(Stored data)
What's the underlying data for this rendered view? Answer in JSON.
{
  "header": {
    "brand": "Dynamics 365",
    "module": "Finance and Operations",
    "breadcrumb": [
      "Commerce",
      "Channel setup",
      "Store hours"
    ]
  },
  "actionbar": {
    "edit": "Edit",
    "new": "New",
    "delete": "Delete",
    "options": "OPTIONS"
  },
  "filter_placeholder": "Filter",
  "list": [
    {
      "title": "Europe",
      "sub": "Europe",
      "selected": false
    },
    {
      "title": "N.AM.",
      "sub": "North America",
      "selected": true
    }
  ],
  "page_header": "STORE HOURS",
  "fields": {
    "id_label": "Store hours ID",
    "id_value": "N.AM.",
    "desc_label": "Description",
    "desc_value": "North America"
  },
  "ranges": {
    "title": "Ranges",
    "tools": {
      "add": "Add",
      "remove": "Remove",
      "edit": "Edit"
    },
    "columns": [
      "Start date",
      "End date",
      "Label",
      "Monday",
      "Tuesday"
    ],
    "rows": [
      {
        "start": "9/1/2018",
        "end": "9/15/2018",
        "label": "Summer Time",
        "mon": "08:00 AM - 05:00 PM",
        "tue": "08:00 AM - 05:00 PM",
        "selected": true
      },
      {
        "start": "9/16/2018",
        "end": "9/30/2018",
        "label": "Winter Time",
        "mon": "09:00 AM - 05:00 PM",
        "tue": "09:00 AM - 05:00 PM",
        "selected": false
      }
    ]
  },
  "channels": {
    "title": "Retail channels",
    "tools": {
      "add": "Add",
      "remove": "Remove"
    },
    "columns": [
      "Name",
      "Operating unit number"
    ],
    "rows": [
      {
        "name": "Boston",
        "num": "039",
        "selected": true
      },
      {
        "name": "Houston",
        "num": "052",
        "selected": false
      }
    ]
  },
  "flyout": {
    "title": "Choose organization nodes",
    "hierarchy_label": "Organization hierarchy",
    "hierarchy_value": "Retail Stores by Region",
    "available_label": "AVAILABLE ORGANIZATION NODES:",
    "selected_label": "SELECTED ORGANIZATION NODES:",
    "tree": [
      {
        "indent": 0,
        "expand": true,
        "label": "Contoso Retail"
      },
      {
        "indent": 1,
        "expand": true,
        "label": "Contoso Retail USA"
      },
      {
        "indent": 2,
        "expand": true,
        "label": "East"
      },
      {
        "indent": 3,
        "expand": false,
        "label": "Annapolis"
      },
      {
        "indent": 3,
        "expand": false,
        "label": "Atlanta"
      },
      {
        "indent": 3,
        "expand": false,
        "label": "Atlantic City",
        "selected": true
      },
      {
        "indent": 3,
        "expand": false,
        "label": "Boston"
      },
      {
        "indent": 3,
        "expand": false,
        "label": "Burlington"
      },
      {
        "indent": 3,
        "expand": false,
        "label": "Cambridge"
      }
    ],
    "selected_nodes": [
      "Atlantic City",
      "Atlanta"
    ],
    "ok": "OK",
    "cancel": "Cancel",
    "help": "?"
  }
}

● **DO THIS**: Reproduce all of the entries word for word.

● **COMPLETE RESPONSE**:
What's the underlying data for this rendered view? Answer in JSON.
{
  "header": {
    "brand": "Dynamics 365",
    "module": "Finance and Operations",
    "breadcrumb": [
      "Commerce",
      "Channel setup",
      "Store hours"
    ]
  },
  "actionbar": {
    "edit": "Edit",
    "new": "New",
    "delete": "Delete",
    "options": "OPTIONS"
  },
  "filter_placeholder": "Filter",
  "list": [
    {
      "title": "Europe",
      "sub": "Europe",
      "selected": false
    },
    {
      "title": "N.AM.",
      "sub": "North America",
      "selected": true
    }
  ],
  "page_header": "STORE HOURS",
  "fields": {
    "id_label": "Store hours ID",
    "id_value": "N.AM.",
    "desc_label": "Description",
    "desc_value": "North America"
  },
  "ranges": {
    "title": "Ranges",
    "tools": {
      "add": "Add",
      "remove": "Remove",
      "edit": "Edit"
    },
    "columns": [
      "Start date",
      "End date",
      "Label",
      "Monday",
      "Tuesday"
    ],
    "rows": [
      {
        "start": "9/1/2018",
        "end": "9/15/2018",
        "label": "Summer Time",
        "mon": "08:00 AM - 05:00 PM",
        "tue": "08:00 AM - 05:00 PM",
        "selected": true
      },
      {
        "start": "9/16/2018",
        "end": "9/30/2018",
        "label": "Winter Time",
        "mon": "09:00 AM - 05:00 PM",
        "tue": "09:00 AM - 05:00 PM",
        "selected": false
      }
    ]
  },
  "channels": {
    "title": "Retail channels",
    "tools": {
      "add": "Add",
      "remove": "Remove"
    },
    "columns": [
      "Name",
      "Operating unit number"
    ],
    "rows": [
      {
        "name": "Boston",
        "num": "039",
        "selected": true
      },
      {
        "name": "Houston",
        "num": "052",
        "selected": false
      }
    ]
  },
  "flyout": {
    "title": "Choose organization nodes",
    "hierarchy_label": "Organization hierarchy",
    "hierarchy_value": "Retail Stores by Region",
    "available_label": "AVAILABLE ORGANIZATION NODES:",
    "selected_label": "SELECTED ORGANIZATION NODES:",
    "tree": [
      {
        "indent": 0,
        "expand": true,
        "label": "Contoso Retail"
      },
      {
        "indent": 1,
        "expand": true,
        "label": "Contoso Retail USA"
      },
      {
        "indent": 2,
        "expand": true,
        "label": "East"
      },
      {
        "indent": 3,
        "expand": false,
        "label": "Annapolis"
      },
      {
        "indent": 3,
        "expand": false,
        "label": "Atlanta"
      },
      {
        "indent": 3,
        "expand": false,
        "label": "Atlantic City",
        "selected": true
      },
      {
        "indent": 3,
        "expand": false,
        "label": "Boston"
      },
      {
        "indent": 3,
        "expand": false,
        "label": "Burlington"
      },
      {
        "indent": 3,
        "expand": false,
        "label": "Cambridge"
      }
    ],
    "selected_nodes": [
      "Atlantic City",
      "Atlanta"
    ],
    "ok": "OK",
    "cancel": "Cancel",
    "help": "?"
  }
}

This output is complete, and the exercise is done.